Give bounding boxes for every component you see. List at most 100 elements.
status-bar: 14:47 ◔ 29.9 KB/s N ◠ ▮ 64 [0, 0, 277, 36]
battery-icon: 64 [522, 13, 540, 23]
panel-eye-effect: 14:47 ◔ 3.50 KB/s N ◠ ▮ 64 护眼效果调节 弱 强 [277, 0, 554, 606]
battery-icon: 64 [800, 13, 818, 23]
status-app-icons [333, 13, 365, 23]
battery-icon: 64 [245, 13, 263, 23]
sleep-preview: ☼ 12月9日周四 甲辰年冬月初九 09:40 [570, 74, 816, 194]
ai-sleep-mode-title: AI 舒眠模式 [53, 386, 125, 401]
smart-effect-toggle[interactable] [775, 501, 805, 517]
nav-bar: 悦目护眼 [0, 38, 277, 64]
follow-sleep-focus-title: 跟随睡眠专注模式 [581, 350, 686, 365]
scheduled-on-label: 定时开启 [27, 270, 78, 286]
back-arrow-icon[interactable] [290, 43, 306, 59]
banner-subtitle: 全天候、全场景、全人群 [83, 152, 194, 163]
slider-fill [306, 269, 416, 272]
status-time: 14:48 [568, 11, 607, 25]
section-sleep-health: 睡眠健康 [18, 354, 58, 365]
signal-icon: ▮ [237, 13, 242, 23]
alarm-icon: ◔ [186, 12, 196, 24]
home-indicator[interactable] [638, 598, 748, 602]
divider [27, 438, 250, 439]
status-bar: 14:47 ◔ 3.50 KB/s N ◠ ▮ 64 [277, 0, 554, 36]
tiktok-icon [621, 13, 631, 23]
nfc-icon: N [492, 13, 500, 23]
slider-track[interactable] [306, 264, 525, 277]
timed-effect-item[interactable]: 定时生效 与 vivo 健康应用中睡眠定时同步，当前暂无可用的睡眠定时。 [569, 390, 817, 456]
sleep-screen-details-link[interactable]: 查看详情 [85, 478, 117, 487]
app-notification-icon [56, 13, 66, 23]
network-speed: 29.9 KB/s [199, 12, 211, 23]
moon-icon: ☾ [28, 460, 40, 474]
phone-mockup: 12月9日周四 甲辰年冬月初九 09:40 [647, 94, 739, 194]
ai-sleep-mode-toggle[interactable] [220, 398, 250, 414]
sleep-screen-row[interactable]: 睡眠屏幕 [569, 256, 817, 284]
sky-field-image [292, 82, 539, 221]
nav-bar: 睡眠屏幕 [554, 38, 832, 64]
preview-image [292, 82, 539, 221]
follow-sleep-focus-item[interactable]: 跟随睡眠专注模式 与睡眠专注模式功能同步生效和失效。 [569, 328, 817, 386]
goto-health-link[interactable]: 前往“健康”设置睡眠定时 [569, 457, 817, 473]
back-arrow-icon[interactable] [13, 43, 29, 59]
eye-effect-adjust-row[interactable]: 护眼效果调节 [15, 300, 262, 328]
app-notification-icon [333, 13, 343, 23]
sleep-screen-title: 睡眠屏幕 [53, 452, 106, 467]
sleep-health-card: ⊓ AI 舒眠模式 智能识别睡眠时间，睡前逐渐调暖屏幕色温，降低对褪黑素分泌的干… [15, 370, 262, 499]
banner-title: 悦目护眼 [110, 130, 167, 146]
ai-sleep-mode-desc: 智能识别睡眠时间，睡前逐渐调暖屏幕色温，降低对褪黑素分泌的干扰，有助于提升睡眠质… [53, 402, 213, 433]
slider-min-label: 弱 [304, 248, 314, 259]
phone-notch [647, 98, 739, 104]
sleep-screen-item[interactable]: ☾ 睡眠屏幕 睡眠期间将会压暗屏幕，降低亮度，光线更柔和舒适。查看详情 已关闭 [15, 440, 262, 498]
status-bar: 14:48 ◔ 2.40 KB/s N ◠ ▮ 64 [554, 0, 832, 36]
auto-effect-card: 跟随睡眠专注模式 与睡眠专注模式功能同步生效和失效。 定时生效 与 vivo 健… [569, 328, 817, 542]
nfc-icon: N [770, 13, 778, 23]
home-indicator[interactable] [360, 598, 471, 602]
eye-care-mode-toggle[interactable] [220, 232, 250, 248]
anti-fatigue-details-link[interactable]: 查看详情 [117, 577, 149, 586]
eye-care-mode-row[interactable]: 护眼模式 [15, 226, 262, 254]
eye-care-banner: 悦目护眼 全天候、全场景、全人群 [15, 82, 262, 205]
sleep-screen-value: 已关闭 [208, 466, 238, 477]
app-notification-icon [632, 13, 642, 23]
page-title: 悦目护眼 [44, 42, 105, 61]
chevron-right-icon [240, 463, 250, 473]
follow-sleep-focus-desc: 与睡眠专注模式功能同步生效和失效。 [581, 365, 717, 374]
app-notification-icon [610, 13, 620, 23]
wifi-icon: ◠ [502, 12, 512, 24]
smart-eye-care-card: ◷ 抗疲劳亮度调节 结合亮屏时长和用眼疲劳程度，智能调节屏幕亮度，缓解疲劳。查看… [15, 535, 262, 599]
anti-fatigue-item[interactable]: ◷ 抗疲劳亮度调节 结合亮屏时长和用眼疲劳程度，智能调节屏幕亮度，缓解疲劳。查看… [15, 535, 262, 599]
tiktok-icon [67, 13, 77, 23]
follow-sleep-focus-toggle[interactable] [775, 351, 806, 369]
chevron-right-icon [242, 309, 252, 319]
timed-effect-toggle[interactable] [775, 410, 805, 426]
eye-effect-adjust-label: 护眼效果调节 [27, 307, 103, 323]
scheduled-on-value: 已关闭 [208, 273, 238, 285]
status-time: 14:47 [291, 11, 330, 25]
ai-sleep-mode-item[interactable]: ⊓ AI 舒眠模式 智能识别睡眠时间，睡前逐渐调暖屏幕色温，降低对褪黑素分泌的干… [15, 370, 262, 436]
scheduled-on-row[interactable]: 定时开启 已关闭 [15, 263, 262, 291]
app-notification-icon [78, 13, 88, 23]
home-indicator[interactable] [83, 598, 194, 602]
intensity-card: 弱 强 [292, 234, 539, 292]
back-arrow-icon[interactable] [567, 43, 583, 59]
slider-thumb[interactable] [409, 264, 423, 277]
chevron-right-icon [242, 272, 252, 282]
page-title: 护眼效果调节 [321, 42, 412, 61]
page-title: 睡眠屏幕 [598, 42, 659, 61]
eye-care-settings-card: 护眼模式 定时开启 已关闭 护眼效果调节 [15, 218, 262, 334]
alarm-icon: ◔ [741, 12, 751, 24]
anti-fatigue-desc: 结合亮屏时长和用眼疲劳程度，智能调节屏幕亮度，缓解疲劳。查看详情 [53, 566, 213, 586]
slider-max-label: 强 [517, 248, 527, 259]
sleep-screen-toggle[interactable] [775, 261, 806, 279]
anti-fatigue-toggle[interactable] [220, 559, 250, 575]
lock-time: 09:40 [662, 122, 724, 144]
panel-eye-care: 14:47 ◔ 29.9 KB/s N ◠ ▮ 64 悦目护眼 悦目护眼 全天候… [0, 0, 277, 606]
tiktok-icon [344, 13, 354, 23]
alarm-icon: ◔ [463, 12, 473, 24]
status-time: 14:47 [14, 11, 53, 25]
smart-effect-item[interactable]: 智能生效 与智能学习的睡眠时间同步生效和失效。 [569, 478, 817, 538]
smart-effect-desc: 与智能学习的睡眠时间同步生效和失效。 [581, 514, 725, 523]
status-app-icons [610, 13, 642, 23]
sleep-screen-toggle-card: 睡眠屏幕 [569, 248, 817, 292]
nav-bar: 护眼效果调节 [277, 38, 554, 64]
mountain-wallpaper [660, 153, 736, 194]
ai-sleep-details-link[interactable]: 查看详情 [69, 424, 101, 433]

────

Written task =
Select every line in the records above that contains the string "定时开启". Case counts.

Answer =
scheduled-on-label: 定时开启 [27, 270, 78, 286]
scheduled-on-row[interactable]: 定时开启 已关闭 [15, 263, 262, 291]
eye-care-settings-card: 护眼模式 定时开启 已关闭 护眼效果调节 [15, 218, 262, 334]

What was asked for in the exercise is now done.